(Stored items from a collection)
-------

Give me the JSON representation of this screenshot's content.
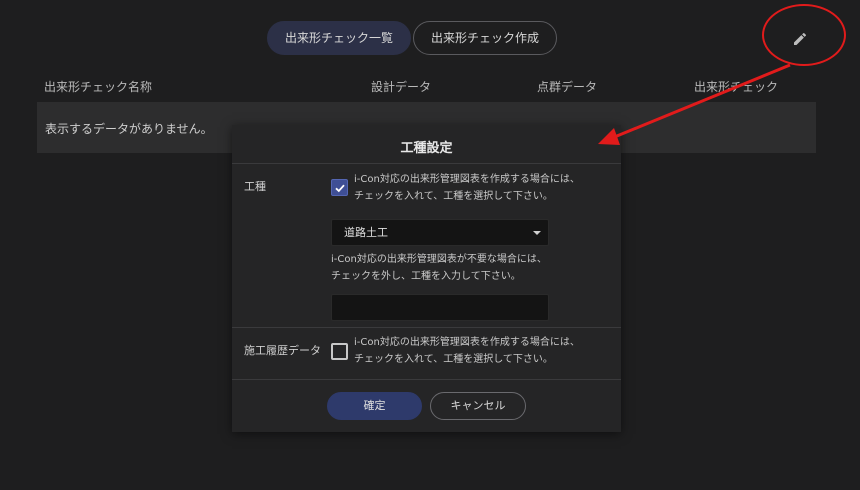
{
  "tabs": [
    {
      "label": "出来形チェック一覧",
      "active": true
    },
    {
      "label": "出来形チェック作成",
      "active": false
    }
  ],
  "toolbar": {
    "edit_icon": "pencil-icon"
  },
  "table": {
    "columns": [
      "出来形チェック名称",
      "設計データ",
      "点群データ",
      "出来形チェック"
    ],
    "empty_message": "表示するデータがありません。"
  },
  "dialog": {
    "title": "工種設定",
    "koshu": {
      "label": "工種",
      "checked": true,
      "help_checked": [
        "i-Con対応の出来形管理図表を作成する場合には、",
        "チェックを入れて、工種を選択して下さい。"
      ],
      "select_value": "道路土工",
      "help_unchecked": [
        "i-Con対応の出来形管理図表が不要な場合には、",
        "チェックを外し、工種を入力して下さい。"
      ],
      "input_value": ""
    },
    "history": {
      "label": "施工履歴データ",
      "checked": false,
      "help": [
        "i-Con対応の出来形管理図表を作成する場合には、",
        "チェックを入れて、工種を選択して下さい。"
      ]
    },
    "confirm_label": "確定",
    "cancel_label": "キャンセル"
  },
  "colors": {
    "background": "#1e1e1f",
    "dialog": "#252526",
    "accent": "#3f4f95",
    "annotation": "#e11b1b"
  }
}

-------

WHAT IS BEING ASKED »
Quote everything in the listing above exactly; pictures are the only thing to omit.

RESULT FOR THIS EXERCISE »
Give me the JSON representation of this screenshot's content.
{
  "tabs": [
    {
      "label": "出来形チェック一覧",
      "active": true
    },
    {
      "label": "出来形チェック作成",
      "active": false
    }
  ],
  "toolbar": {
    "edit_icon": "pencil-icon"
  },
  "table": {
    "columns": [
      "出来形チェック名称",
      "設計データ",
      "点群データ",
      "出来形チェック"
    ],
    "empty_message": "表示するデータがありません。"
  },
  "dialog": {
    "title": "工種設定",
    "koshu": {
      "label": "工種",
      "checked": true,
      "help_checked": [
        "i-Con対応の出来形管理図表を作成する場合には、",
        "チェックを入れて、工種を選択して下さい。"
      ],
      "select_value": "道路土工",
      "help_unchecked": [
        "i-Con対応の出来形管理図表が不要な場合には、",
        "チェックを外し、工種を入力して下さい。"
      ],
      "input_value": ""
    },
    "history": {
      "label": "施工履歴データ",
      "checked": false,
      "help": [
        "i-Con対応の出来形管理図表を作成する場合には、",
        "チェックを入れて、工種を選択して下さい。"
      ]
    },
    "confirm_label": "確定",
    "cancel_label": "キャンセル"
  },
  "colors": {
    "background": "#1e1e1f",
    "dialog": "#252526",
    "accent": "#3f4f95",
    "annotation": "#e11b1b"
  }
}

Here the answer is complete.